• [PROBLEM STATEMENT] Return each line of the listing that contains the string "JSON".

□ □ □ □ □ □ □

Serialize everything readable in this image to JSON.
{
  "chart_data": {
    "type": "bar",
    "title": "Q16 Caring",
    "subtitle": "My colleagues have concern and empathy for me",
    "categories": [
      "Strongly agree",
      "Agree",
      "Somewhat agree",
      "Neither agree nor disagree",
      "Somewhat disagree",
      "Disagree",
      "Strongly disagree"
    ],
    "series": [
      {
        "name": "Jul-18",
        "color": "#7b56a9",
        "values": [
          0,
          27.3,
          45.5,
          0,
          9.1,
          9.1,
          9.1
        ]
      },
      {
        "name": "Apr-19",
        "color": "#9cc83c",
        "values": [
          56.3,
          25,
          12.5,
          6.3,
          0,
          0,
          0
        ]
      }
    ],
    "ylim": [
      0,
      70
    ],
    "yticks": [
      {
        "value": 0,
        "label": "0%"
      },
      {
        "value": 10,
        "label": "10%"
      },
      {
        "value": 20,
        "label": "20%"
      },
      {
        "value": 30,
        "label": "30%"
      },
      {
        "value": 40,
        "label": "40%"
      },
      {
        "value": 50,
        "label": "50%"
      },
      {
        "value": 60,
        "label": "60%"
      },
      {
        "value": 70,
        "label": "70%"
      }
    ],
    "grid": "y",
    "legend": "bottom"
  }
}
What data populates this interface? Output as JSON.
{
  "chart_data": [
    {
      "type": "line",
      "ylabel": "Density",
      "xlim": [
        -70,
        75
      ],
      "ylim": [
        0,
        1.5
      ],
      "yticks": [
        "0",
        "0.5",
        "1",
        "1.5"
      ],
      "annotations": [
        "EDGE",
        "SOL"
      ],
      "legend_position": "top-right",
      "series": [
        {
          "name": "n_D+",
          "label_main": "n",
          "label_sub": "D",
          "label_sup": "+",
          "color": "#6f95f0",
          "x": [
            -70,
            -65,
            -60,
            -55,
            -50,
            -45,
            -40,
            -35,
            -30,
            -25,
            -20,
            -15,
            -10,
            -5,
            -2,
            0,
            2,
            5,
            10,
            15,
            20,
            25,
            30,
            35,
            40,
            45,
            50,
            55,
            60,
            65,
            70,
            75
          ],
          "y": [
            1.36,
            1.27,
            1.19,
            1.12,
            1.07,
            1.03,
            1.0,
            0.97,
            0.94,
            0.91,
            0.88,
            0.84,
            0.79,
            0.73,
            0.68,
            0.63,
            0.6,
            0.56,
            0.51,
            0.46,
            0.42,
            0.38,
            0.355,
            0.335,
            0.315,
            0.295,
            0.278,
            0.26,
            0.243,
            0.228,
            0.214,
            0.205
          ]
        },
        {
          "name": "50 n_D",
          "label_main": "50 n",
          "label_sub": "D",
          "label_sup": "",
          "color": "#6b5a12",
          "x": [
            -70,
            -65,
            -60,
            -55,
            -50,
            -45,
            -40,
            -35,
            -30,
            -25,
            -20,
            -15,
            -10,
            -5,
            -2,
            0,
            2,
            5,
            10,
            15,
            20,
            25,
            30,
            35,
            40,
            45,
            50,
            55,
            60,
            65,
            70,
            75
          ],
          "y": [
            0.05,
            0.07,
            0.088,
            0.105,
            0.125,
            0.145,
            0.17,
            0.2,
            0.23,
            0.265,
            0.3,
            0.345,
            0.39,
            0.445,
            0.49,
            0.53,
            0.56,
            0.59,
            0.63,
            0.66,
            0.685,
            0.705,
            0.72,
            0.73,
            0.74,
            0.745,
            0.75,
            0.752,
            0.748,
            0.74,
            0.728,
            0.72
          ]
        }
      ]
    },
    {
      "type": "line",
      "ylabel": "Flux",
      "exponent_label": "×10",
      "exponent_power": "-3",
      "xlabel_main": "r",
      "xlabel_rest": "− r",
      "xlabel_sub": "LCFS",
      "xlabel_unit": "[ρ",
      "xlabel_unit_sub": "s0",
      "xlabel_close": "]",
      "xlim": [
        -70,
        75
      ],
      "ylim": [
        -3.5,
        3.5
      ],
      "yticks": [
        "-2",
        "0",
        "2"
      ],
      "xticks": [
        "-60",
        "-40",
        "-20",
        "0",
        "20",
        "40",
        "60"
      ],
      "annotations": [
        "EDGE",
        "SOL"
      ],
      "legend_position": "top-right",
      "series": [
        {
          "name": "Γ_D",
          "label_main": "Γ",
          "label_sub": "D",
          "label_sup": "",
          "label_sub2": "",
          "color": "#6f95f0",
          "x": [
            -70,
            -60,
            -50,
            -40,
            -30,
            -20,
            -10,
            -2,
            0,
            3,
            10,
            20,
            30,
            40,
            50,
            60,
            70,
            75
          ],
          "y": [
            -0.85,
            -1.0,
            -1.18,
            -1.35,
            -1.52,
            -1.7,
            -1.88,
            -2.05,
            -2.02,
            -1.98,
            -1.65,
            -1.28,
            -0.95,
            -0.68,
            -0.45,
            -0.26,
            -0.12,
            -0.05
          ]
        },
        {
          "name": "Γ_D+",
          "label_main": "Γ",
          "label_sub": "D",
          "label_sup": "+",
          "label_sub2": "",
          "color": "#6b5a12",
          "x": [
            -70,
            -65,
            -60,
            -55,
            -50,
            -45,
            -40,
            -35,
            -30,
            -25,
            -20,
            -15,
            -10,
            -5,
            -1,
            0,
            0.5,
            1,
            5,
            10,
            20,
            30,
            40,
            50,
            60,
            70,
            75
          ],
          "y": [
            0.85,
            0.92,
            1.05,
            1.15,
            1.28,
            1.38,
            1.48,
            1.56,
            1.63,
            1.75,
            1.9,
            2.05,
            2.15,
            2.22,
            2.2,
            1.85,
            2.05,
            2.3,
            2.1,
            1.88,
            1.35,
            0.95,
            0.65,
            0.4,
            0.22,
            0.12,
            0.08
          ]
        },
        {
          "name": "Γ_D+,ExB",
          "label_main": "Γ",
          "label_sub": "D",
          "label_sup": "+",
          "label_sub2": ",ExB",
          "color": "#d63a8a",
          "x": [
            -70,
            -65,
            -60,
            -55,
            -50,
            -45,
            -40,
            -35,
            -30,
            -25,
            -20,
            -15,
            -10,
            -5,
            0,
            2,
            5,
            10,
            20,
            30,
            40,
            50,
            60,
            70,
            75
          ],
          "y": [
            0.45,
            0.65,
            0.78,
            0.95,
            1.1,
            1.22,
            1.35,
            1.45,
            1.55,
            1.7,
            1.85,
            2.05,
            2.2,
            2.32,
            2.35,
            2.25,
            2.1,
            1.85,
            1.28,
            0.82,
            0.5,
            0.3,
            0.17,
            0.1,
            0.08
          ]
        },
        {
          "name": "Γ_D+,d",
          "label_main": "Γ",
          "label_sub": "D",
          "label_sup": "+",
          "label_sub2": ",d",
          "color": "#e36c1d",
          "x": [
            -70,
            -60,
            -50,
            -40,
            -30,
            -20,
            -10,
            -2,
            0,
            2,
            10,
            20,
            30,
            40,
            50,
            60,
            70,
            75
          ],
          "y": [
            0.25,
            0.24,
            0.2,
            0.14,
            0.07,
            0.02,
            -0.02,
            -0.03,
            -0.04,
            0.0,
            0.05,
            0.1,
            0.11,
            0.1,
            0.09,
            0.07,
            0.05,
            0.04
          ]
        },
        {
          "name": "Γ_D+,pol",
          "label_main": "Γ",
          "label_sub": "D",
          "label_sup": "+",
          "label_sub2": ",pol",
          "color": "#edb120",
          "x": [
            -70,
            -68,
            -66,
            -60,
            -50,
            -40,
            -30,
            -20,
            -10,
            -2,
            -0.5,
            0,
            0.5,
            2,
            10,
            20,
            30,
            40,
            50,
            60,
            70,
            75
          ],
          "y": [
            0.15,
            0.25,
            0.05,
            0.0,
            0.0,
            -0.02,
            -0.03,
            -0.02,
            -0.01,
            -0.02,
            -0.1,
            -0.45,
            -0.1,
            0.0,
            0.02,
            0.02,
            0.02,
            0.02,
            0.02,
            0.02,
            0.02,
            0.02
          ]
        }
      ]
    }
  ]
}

□ □ □ □ □ □ □

• [THE RESPONSE]
Serialize everything readable in this image to JSON.
What data populates this interface? Output as JSON.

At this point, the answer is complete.